Take the material and output all of it exactly.
--- Begin DATASET ---
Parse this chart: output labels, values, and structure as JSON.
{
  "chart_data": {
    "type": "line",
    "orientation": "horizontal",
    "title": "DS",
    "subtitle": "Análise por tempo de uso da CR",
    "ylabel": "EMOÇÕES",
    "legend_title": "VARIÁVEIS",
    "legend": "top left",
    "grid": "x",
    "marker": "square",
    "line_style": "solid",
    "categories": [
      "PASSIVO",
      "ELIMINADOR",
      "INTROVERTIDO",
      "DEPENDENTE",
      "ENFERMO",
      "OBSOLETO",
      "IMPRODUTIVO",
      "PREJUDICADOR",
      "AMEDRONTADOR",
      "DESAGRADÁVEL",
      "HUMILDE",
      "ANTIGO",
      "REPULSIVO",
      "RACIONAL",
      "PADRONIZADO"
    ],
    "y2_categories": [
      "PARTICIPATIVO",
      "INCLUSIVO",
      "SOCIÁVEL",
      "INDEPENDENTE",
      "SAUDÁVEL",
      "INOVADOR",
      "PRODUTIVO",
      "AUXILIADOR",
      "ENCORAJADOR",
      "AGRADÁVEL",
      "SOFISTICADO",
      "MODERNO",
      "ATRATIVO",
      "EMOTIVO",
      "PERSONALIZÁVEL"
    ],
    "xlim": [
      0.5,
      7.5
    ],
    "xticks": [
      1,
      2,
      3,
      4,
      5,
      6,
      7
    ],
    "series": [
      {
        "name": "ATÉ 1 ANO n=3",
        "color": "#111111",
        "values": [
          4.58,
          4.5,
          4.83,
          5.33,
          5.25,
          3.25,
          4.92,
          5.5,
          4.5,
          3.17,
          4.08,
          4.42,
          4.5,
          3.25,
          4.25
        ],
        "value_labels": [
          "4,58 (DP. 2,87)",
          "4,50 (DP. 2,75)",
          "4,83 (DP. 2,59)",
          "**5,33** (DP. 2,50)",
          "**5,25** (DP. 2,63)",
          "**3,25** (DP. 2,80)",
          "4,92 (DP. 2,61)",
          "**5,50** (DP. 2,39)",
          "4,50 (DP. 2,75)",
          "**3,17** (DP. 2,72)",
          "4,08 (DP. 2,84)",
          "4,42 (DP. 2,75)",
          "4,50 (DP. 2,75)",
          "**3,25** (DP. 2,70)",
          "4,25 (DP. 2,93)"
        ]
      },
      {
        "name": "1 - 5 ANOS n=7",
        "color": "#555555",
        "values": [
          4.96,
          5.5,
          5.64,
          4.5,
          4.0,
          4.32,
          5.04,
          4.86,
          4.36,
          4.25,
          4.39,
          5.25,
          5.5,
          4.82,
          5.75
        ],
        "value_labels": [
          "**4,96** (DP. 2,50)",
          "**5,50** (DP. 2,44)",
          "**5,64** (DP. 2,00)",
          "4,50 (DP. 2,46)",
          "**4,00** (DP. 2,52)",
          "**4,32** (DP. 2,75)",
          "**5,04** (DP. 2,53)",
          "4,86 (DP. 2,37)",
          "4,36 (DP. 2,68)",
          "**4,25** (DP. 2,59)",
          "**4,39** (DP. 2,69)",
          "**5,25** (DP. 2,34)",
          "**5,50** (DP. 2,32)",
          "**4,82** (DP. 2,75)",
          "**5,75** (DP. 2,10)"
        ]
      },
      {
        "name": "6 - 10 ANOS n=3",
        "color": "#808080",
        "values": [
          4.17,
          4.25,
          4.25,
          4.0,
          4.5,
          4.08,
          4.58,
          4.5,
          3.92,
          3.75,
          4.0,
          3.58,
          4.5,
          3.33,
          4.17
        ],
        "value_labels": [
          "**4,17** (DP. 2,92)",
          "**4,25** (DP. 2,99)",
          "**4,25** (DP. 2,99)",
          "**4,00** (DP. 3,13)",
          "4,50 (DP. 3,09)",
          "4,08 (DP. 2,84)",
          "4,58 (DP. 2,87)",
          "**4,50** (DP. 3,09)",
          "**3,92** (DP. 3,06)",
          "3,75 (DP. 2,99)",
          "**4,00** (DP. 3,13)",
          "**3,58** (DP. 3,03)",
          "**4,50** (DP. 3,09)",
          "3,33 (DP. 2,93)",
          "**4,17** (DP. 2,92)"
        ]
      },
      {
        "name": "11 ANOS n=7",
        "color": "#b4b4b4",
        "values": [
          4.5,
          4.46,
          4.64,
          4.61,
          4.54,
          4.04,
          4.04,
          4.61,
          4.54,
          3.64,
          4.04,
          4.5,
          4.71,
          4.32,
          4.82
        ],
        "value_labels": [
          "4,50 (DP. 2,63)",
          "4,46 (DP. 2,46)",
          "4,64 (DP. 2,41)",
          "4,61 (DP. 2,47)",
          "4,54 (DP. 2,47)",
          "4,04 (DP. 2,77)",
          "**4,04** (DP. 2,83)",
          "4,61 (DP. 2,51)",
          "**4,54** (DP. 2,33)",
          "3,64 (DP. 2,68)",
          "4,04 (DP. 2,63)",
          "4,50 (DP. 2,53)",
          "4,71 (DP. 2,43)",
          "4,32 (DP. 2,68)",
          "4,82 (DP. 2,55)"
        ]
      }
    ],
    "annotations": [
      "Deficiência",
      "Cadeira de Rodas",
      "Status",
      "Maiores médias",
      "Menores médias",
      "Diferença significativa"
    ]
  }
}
--- End DATASET ---
**CORRECT RESPONSE:**
Parse this chart: output labels, values, and structure as JSON.
{
  "chart_data": {
    "type": "line",
    "orientation": "horizontal",
    "title": "DS",
    "subtitle": "Análise por tempo de uso da CR",
    "ylabel": "EMOÇÕES",
    "legend_title": "VARIÁVEIS",
    "legend": "top left",
    "grid": "x",
    "marker": "square",
    "line_style": "solid",
    "categories": [
      "PASSIVO",
      "ELIMINADOR",
      "INTROVERTIDO",
      "DEPENDENTE",
      "ENFERMO",
      "OBSOLETO",
      "IMPRODUTIVO",
      "PREJUDICADOR",
      "AMEDRONTADOR",
      "DESAGRADÁVEL",
      "HUMILDE",
      "ANTIGO",
      "REPULSIVO",
      "RACIONAL",
      "PADRONIZADO"
    ],
    "y2_categories": [
      "PARTICIPATIVO",
      "INCLUSIVO",
      "SOCIÁVEL",
      "INDEPENDENTE",
      "SAUDÁVEL",
      "INOVADOR",
      "PRODUTIVO",
      "AUXILIADOR",
      "ENCORAJADOR",
      "AGRADÁVEL",
      "SOFISTICADO",
      "MODERNO",
      "ATRATIVO",
      "EMOTIVO",
      "PERSONALIZÁVEL"
    ],
    "xlim": [
      0.5,
      7.5
    ],
    "xticks": [
      1,
      2,
      3,
      4,
      5,
      6,
      7
    ],
    "series": [
      {
        "name": "ATÉ 1 ANO n=3",
        "color": "#111111",
        "values": [
          4.58,
          4.5,
          4.83,
          5.33,
          5.25,
          3.25,
          4.92,
          5.5,
          4.5,
          3.17,
          4.08,
          4.42,
          4.5,
          3.25,
          4.25
        ],
        "value_labels": [
          "4,58 (DP. 2,87)",
          "4,50 (DP. 2,75)",
          "4,83 (DP. 2,59)",
          "**5,33** (DP. 2,50)",
          "**5,25** (DP. 2,63)",
          "**3,25** (DP. 2,80)",
          "4,92 (DP. 2,61)",
          "**5,50** (DP. 2,39)",
          "4,50 (DP. 2,75)",
          "**3,17** (DP. 2,72)",
          "4,08 (DP. 2,84)",
          "4,42 (DP. 2,75)",
          "4,50 (DP. 2,75)",
          "**3,25** (DP. 2,70)",
          "4,25 (DP. 2,93)"
        ]
      },
      {
        "name": "1 - 5 ANOS n=7",
        "color": "#555555",
        "values": [
          4.96,
          5.5,
          5.64,
          4.5,
          4.0,
          4.32,
          5.04,
          4.86,
          4.36,
          4.25,
          4.39,
          5.25,
          5.5,
          4.82,
          5.75
        ],
        "value_labels": [
          "**4,96** (DP. 2,50)",
          "**5,50** (DP. 2,44)",
          "**5,64** (DP. 2,00)",
          "4,50 (DP. 2,46)",
          "**4,00** (DP. 2,52)",
          "**4,32** (DP. 2,75)",
          "**5,04** (DP. 2,53)",
          "4,86 (DP. 2,37)",
          "4,36 (DP. 2,68)",
          "**4,25** (DP. 2,59)",
          "**4,39** (DP. 2,69)",
          "**5,25** (DP. 2,34)",
          "**5,50** (DP. 2,32)",
          "**4,82** (DP. 2,75)",
          "**5,75** (DP. 2,10)"
        ]
      },
      {
        "name": "6 - 10 ANOS n=3",
        "color": "#808080",
        "values": [
          4.17,
          4.25,
          4.25,
          4.0,
          4.5,
          4.08,
          4.58,
          4.5,
          3.92,
          3.75,
          4.0,
          3.58,
          4.5,
          3.33,
          4.17
        ],
        "value_labels": [
          "**4,17** (DP. 2,92)",
          "**4,25** (DP. 2,99)",
          "**4,25** (DP. 2,99)",
          "**4,00** (DP. 3,13)",
          "4,50 (DP. 3,09)",
          "4,08 (DP. 2,84)",
          "4,58 (DP. 2,87)",
          "**4,50** (DP. 3,09)",
          "**3,92** (DP. 3,06)",
          "3,75 (DP. 2,99)",
          "**4,00** (DP. 3,13)",
          "**3,58** (DP. 3,03)",
          "**4,50** (DP. 3,09)",
          "3,33 (DP. 2,93)",
          "**4,17** (DP. 2,92)"
        ]
      },
      {
        "name": "11 ANOS n=7",
        "color": "#b4b4b4",
        "values": [
          4.5,
          4.46,
          4.64,
          4.61,
          4.54,
          4.04,
          4.04,
          4.61,
          4.54,
          3.64,
          4.04,
          4.5,
          4.71,
          4.32,
          4.82
        ],
        "value_labels": [
          "4,50 (DP. 2,63)",
          "4,46 (DP. 2,46)",
          "4,64 (DP. 2,41)",
          "4,61 (DP. 2,47)",
          "4,54 (DP. 2,47)",
          "4,04 (DP. 2,77)",
          "**4,04** (DP. 2,83)",
          "4,61 (DP. 2,51)",
          "**4,54** (DP. 2,33)",
          "3,64 (DP. 2,68)",
          "4,04 (DP. 2,63)",
          "4,50 (DP. 2,53)",
          "4,71 (DP. 2,43)",
          "4,32 (DP. 2,68)",
          "4,82 (DP. 2,55)"
        ]
      }
    ],
    "annotations": [
      "Deficiência",
      "Cadeira de Rodas",
      "Status",
      "Maiores médias",
      "Menores médias",
      "Diferença significativa"
    ]
  }
}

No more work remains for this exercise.